• [TASK TO CARRY OUT]:
Search the records that follow and extract every line containing the string "share".

• [DATASET RECORDS]:
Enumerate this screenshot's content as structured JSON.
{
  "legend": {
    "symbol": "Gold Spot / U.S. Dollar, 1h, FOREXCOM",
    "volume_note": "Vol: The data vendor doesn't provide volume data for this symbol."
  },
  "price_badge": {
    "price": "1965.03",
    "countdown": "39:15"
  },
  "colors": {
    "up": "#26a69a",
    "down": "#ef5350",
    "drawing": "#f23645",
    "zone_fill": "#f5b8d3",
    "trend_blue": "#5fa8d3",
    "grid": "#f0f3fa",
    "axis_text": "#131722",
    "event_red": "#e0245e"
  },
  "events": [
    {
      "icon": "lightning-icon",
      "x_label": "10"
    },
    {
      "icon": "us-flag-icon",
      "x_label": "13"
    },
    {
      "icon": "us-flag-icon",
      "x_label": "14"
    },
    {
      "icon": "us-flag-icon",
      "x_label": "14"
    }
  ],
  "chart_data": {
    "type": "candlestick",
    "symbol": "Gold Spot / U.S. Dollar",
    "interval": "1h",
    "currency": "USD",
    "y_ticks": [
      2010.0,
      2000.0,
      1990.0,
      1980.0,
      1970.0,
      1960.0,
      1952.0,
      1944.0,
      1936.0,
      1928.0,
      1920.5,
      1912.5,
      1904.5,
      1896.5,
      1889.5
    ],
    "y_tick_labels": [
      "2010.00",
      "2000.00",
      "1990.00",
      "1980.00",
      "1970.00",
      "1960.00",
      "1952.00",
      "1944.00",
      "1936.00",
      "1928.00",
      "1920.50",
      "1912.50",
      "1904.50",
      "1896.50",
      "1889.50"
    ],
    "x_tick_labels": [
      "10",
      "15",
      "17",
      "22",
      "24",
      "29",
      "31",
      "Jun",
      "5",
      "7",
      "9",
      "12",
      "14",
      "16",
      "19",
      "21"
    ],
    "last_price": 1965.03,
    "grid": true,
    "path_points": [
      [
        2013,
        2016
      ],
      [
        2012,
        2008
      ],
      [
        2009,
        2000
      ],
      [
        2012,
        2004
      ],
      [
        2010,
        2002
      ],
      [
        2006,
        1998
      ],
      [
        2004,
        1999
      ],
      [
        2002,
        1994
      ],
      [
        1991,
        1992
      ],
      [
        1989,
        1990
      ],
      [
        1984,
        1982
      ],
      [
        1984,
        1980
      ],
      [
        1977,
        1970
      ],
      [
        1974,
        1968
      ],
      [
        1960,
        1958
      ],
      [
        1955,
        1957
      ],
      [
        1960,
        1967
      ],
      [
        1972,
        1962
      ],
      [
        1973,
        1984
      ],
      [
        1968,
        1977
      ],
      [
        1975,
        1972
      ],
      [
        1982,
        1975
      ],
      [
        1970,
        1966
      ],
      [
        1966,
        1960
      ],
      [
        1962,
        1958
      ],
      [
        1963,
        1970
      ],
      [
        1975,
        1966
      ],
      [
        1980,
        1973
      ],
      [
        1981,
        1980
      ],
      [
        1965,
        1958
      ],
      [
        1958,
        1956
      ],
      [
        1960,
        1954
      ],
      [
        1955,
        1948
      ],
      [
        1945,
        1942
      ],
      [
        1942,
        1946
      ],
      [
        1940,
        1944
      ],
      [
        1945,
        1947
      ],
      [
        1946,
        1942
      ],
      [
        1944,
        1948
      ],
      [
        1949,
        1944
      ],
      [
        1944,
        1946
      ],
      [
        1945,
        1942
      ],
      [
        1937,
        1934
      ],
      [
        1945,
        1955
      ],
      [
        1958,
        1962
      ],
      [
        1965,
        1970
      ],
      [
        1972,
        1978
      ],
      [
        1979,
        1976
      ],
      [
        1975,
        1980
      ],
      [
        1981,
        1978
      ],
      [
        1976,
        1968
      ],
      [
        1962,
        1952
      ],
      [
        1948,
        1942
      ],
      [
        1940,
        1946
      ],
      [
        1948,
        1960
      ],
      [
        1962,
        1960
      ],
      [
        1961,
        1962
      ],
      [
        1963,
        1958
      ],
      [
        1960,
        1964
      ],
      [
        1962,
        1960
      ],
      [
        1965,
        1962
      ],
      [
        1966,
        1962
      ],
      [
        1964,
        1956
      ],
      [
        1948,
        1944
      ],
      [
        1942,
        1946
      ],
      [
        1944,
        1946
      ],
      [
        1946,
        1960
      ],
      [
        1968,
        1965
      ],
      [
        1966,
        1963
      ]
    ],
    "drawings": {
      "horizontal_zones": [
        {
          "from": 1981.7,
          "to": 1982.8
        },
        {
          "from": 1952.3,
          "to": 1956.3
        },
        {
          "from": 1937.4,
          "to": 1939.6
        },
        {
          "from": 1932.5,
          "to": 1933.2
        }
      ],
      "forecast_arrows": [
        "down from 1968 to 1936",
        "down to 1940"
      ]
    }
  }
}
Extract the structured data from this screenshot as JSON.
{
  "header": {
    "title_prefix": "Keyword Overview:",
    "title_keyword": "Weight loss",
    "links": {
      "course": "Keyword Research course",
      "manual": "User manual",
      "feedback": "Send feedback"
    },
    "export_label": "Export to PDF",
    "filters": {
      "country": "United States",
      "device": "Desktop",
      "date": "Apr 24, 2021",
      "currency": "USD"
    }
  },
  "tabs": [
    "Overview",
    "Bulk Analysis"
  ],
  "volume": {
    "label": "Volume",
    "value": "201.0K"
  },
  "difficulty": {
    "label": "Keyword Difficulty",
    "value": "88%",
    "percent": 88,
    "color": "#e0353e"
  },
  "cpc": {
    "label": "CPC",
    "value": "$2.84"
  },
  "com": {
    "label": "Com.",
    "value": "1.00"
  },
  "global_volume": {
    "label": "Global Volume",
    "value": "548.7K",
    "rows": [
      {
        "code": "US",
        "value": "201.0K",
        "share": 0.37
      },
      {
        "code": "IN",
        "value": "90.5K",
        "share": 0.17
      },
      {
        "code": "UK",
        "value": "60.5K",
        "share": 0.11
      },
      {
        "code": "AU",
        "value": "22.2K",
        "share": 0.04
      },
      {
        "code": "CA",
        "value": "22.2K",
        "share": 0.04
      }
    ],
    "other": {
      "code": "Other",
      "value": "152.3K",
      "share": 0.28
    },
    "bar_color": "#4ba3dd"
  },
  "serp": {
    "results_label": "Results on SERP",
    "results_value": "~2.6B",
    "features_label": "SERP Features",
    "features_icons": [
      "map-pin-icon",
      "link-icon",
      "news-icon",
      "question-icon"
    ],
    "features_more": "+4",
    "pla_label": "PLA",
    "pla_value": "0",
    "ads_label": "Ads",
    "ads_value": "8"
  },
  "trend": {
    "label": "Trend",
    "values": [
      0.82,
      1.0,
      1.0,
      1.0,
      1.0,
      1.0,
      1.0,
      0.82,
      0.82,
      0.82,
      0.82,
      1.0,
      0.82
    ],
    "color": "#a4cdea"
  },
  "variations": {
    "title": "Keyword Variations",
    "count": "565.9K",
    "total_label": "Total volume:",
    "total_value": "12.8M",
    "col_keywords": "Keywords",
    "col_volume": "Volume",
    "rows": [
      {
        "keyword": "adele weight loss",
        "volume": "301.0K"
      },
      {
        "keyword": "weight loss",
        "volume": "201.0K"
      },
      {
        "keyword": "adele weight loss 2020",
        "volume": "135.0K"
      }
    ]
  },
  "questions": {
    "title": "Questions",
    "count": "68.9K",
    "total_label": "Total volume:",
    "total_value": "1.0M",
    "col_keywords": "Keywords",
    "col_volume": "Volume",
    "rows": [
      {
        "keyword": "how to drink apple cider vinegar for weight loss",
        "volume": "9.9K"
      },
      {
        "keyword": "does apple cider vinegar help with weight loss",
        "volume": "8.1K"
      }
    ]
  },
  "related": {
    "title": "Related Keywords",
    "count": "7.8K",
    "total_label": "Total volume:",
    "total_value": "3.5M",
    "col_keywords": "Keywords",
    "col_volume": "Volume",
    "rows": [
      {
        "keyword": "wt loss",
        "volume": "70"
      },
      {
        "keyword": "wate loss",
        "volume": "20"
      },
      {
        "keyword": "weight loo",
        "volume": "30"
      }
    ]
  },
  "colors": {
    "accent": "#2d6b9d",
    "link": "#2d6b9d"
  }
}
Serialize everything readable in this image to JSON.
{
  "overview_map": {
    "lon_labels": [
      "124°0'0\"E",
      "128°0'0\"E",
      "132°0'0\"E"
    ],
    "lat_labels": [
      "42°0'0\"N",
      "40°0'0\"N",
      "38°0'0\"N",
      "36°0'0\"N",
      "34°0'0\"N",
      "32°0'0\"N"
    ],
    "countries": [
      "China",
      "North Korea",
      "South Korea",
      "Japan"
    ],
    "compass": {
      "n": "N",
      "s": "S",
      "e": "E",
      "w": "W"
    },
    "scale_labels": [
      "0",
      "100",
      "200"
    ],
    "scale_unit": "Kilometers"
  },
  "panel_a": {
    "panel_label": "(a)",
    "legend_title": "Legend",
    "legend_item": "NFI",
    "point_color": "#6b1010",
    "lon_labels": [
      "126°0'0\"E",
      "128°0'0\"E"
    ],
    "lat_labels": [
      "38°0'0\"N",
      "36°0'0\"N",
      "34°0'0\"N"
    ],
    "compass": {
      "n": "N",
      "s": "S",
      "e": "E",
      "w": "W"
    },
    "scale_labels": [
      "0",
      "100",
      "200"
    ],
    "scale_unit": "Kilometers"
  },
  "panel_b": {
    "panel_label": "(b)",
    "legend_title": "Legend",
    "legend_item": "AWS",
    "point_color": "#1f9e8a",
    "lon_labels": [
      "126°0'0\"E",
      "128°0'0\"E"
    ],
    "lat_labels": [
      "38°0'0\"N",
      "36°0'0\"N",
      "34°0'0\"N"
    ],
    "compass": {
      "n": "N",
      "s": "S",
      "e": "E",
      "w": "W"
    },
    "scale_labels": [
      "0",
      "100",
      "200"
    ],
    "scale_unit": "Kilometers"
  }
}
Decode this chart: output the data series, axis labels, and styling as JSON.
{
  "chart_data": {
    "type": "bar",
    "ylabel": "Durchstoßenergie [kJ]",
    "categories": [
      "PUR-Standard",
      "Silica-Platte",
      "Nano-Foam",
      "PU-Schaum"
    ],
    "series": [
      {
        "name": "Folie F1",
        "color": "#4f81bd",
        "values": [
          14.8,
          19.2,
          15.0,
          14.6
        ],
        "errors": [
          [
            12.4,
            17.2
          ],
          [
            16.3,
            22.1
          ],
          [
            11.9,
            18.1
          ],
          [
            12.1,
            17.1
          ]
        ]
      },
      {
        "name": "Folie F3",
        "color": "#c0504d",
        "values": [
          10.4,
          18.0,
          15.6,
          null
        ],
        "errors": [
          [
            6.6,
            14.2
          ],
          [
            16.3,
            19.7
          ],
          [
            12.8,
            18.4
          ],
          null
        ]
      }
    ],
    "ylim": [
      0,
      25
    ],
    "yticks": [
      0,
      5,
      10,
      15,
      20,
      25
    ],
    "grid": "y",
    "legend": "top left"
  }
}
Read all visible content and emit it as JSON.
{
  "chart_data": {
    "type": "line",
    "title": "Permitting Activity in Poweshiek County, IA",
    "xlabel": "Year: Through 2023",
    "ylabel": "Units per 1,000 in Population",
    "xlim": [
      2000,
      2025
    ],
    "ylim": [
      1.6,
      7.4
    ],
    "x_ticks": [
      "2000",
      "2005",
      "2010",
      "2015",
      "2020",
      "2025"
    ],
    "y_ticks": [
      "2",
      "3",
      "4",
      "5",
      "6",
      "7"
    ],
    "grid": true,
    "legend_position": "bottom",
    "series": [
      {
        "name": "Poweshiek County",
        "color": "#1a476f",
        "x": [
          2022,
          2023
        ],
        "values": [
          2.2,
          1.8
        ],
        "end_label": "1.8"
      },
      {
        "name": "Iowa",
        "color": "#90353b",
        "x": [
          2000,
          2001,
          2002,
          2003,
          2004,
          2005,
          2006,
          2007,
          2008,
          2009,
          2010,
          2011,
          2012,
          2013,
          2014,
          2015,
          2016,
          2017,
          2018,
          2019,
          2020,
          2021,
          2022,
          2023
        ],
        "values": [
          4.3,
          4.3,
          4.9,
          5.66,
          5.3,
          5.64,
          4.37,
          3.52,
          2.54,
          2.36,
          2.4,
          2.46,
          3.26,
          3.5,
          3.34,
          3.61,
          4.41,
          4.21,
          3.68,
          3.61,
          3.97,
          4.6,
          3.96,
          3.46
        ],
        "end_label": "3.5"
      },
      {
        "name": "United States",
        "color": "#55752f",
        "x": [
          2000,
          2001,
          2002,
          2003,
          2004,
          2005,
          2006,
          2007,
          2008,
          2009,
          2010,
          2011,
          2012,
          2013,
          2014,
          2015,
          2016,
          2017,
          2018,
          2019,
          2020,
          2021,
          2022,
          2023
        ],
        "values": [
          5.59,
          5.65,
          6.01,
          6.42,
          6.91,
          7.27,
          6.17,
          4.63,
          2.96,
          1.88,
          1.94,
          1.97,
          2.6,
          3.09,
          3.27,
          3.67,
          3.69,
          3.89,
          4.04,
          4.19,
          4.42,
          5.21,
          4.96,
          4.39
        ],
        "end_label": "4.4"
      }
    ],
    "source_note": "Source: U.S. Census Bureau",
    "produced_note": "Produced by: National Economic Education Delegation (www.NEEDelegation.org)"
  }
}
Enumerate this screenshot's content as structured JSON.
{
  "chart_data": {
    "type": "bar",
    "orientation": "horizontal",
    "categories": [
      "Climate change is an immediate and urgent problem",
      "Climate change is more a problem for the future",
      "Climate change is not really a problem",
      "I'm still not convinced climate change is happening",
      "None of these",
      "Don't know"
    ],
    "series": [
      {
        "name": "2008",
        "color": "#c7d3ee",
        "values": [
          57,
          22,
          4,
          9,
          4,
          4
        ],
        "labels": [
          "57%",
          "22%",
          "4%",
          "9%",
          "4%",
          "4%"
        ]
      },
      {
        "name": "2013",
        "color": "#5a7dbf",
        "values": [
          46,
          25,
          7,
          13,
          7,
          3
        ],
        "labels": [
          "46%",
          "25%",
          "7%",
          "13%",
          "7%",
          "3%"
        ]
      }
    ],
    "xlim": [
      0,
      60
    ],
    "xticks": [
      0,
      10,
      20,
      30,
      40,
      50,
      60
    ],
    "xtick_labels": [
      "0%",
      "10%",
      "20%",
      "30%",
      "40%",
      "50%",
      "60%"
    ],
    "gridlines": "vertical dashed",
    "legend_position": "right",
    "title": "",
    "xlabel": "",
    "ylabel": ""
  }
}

• [SOLUTION FOR THIS PROBLEM]:
        "share": 0.37
        "share": 0.17
        "share": 0.11
        "share": 0.04
        "share": 0.04
      "share": 0.28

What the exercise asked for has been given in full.